* begin Listed records *
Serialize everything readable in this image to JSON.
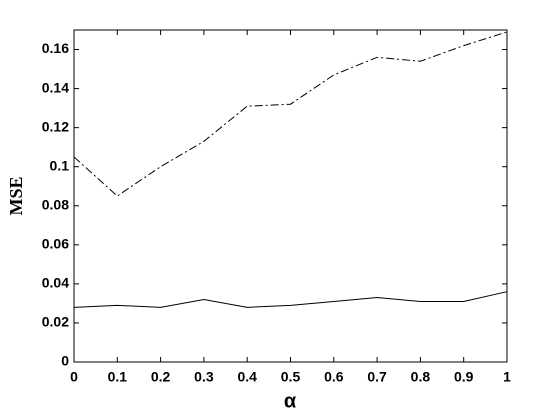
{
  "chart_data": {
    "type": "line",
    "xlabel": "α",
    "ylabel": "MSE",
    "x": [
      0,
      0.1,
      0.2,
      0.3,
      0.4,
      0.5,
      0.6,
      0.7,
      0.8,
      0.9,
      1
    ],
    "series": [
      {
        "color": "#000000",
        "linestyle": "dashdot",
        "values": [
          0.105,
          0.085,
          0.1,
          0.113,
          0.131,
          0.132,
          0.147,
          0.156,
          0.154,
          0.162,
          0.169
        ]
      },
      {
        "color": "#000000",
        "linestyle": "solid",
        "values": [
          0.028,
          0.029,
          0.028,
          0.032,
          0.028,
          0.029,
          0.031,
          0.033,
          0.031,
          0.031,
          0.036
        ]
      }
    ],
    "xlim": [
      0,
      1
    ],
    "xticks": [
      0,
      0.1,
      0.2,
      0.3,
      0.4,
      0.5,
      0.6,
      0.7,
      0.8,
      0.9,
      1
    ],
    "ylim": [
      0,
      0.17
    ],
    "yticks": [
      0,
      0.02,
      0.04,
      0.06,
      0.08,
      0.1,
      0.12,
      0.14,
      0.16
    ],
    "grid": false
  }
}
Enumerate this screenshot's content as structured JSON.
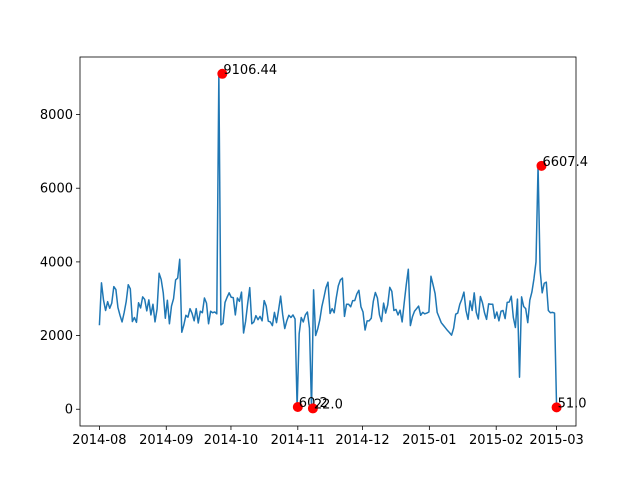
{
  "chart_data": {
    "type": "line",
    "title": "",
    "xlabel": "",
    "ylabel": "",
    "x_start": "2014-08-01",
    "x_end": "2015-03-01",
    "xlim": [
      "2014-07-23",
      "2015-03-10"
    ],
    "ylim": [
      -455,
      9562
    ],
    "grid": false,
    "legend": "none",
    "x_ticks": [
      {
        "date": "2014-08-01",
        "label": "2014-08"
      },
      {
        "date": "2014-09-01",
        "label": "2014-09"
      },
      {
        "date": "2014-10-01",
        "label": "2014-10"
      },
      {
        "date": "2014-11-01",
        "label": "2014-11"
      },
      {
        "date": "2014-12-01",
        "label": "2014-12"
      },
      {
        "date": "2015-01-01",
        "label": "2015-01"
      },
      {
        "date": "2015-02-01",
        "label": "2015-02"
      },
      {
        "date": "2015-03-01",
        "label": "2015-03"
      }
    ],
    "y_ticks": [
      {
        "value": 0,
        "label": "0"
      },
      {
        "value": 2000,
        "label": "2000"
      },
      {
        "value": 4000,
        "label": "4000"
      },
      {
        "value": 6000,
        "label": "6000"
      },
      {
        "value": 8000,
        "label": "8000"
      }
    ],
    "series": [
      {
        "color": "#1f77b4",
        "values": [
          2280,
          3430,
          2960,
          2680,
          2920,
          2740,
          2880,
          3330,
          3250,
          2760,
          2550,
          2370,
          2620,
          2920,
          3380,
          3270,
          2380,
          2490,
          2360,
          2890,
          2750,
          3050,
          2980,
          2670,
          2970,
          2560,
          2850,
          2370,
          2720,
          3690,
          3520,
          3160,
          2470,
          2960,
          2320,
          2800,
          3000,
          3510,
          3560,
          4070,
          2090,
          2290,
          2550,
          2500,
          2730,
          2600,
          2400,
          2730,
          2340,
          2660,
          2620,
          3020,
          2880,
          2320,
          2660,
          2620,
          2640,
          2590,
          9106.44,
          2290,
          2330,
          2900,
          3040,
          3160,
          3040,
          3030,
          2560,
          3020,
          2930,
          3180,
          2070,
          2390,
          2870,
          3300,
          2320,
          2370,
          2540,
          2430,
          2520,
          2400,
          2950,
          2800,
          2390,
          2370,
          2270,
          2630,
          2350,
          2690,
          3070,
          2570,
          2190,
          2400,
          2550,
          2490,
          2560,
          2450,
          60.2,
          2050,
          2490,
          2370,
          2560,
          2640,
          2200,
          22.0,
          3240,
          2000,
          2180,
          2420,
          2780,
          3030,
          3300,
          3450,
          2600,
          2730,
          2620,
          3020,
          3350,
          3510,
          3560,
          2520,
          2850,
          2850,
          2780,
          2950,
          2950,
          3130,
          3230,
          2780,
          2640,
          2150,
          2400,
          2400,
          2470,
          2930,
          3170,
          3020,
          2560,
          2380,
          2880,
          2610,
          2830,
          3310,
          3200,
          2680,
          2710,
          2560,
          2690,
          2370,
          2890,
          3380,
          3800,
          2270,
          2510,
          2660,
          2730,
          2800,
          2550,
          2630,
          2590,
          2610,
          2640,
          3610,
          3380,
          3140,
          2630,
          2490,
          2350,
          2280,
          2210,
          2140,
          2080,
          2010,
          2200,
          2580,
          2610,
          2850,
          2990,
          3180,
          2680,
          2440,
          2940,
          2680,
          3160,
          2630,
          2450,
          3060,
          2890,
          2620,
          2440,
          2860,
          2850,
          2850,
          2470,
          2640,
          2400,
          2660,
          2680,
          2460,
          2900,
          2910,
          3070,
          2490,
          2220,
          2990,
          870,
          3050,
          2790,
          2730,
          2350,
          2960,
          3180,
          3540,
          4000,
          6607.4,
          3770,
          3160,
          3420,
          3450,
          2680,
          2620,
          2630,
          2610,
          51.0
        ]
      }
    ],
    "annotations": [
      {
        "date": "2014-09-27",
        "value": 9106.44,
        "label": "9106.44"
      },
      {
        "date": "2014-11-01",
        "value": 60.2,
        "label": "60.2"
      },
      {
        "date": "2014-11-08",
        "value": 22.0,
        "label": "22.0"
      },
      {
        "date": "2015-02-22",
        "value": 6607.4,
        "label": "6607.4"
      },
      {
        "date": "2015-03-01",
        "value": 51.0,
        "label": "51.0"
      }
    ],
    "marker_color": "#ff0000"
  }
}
* end Listed records *
Exercise objective:
Copy out the data above exactly, except the pictures.

Solution:
Serialize everything readable in this image to JSON.
{
  "chart_data": {
    "type": "line",
    "xlabel": "α",
    "ylabel": "MSE",
    "x": [
      0,
      0.1,
      0.2,
      0.3,
      0.4,
      0.5,
      0.6,
      0.7,
      0.8,
      0.9,
      1
    ],
    "series": [
      {
        "color": "#000000",
        "linestyle": "dashdot",
        "values": [
          0.105,
          0.085,
          0.1,
          0.113,
          0.131,
          0.132,
          0.147,
          0.156,
          0.154,
          0.162,
          0.169
        ]
      },
      {
        "color": "#000000",
        "linestyle": "solid",
        "values": [
          0.028,
          0.029,
          0.028,
          0.032,
          0.028,
          0.029,
          0.031,
          0.033,
          0.031,
          0.031,
          0.036
        ]
      }
    ],
    "xlim": [
      0,
      1
    ],
    "xticks": [
      0,
      0.1,
      0.2,
      0.3,
      0.4,
      0.5,
      0.6,
      0.7,
      0.8,
      0.9,
      1
    ],
    "ylim": [
      0,
      0.17
    ],
    "yticks": [
      0,
      0.02,
      0.04,
      0.06,
      0.08,
      0.1,
      0.12,
      0.14,
      0.16
    ],
    "grid": false
  }
}
Enumerate this screenshot's content as structured JSON.
{
  "chart_data": {
    "type": "line",
    "title": "",
    "xlabel": "",
    "ylabel": "",
    "x_start": "2014-08-01",
    "x_end": "2015-03-01",
    "xlim": [
      "2014-07-23",
      "2015-03-10"
    ],
    "ylim": [
      -455,
      9562
    ],
    "grid": false,
    "legend": "none",
    "x_ticks": [
      {
        "date": "2014-08-01",
        "label": "2014-08"
      },
      {
        "date": "2014-09-01",
        "label": "2014-09"
      },
      {
        "date": "2014-10-01",
        "label": "2014-10"
      },
      {
        "date": "2014-11-01",
        "label": "2014-11"
      },
      {
        "date": "2014-12-01",
        "label": "2014-12"
      },
      {
        "date": "2015-01-01",
        "label": "2015-01"
      },
      {
        "date": "2015-02-01",
        "label": "2015-02"
      },
      {
        "date": "2015-03-01",
        "label": "2015-03"
      }
    ],
    "y_ticks": [
      {
        "value": 0,
        "label": "0"
      },
      {
        "value": 2000,
        "label": "2000"
      },
      {
        "value": 4000,
        "label": "4000"
      },
      {
        "value": 6000,
        "label": "6000"
      },
      {
        "value": 8000,
        "label": "8000"
      }
    ],
    "series": [
      {
        "color": "#1f77b4",
        "values": [
          2280,
          3430,
          2960,
          2680,
          2920,
          2740,
          2880,
          3330,
          3250,
          2760,
          2550,
          2370,
          2620,
          2920,
          3380,
          3270,
          2380,
          2490,
          2360,
          2890,
          2750,
          3050,
          2980,
          2670,
          2970,
          2560,
          2850,
          2370,
          2720,
          3690,
          3520,
          3160,
          2470,
          2960,
          2320,
          2800,
          3000,
          3510,
          3560,
          4070,
          2090,
          2290,
          2550,
          2500,
          2730,
          2600,
          2400,
          2730,
          2340,
          2660,
          2620,
          3020,
          2880,
          2320,
          2660,
          2620,
          2640,
          2590,
          9106.44,
          2290,
          2330,
          2900,
          3040,
          3160,
          3040,
          3030,
          2560,
          3020,
          2930,
          3180,
          2070,
          2390,
          2870,
          3300,
          2320,
          2370,
          2540,
          2430,
          2520,
          2400,
          2950,
          2800,
          2390,
          2370,
          2270,
          2630,
          2350,
          2690,
          3070,
          2570,
          2190,
          2400,
          2550,
          2490,
          2560,
          2450,
          60.2,
          2050,
          2490,
          2370,
          2560,
          2640,
          2200,
          22.0,
          3240,
          2000,
          2180,
          2420,
          2780,
          3030,
          3300,
          3450,
          2600,
          2730,
          2620,
          3020,
          3350,
          3510,
          3560,
          2520,
          2850,
          2850,
          2780,
          2950,
          2950,
          3130,
          3230,
          2780,
          2640,
          2150,
          2400,
          2400,
          2470,
          2930,
          3170,
          3020,
          2560,
          2380,
          2880,
          2610,
          2830,
          3310,
          3200,
          2680,
          2710,
          2560,
          2690,
          2370,
          2890,
          3380,
          3800,
          2270,
          2510,
          2660,
          2730,
          2800,
          2550,
          2630,
          2590,
          2610,
          2640,
          3610,
          3380,
          3140,
          2630,
          2490,
          2350,
          2280,
          2210,
          2140,
          2080,
          2010,
          2200,
          2580,
          2610,
          2850,
          2990,
          3180,
          2680,
          2440,
          2940,
          2680,
          3160,
          2630,
          2450,
          3060,
          2890,
          2620,
          2440,
          2860,
          2850,
          2850,
          2470,
          2640,
          2400,
          2660,
          2680,
          2460,
          2900,
          2910,
          3070,
          2490,
          2220,
          2990,
          870,
          3050,
          2790,
          2730,
          2350,
          2960,
          3180,
          3540,
          4000,
          6607.4,
          3770,
          3160,
          3420,
          3450,
          2680,
          2620,
          2630,
          2610,
          51.0
        ]
      }
    ],
    "annotations": [
      {
        "date": "2014-09-27",
        "value": 9106.44,
        "label": "9106.44"
      },
      {
        "date": "2014-11-01",
        "value": 60.2,
        "label": "60.2"
      },
      {
        "date": "2014-11-08",
        "value": 22.0,
        "label": "22.0"
      },
      {
        "date": "2015-02-22",
        "value": 6607.4,
        "label": "6607.4"
      },
      {
        "date": "2015-03-01",
        "value": 51.0,
        "label": "51.0"
      }
    ],
    "marker_color": "#ff0000"
  }
}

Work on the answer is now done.